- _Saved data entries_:
((
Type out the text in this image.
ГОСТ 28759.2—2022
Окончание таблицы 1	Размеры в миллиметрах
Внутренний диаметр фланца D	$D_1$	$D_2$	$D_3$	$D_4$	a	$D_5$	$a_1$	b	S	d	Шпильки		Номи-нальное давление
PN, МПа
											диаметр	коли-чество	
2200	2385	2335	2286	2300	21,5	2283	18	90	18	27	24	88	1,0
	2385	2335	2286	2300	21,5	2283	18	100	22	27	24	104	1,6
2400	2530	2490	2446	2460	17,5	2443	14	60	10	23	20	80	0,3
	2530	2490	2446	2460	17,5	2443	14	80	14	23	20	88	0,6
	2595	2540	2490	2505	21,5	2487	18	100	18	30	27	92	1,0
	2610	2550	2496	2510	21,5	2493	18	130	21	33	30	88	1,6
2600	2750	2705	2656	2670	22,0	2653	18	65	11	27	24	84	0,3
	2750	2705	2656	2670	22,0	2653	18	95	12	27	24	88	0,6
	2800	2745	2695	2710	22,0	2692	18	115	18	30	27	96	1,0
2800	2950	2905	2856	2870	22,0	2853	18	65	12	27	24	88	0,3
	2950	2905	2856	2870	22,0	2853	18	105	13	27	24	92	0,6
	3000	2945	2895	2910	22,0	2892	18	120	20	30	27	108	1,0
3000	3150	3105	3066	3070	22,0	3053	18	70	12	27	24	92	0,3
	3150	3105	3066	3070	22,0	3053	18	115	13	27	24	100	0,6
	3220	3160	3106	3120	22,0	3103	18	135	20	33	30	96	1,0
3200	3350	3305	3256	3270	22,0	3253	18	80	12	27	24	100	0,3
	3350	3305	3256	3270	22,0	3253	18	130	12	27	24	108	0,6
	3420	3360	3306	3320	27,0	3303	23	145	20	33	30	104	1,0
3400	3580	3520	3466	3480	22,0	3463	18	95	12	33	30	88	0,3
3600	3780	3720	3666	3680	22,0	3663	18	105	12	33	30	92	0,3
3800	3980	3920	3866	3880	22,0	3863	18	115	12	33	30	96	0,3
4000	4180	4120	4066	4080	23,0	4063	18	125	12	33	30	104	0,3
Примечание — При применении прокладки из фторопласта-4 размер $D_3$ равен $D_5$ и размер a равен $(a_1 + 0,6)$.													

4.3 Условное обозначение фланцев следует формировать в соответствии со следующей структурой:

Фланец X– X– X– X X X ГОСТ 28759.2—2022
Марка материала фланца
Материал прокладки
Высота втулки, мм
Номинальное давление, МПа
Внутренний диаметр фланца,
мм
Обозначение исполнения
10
))
- _Prompt_: Note each line of the entries that has "прокладки" in it, and copy those lines.

- _Answer to the exercise_:
Примечание — При применении прокладки из фторопласта-4 размер $D_3$ равен $D_5$ и размер a равен $(a_1 + 0,6)$.													
Материал прокладки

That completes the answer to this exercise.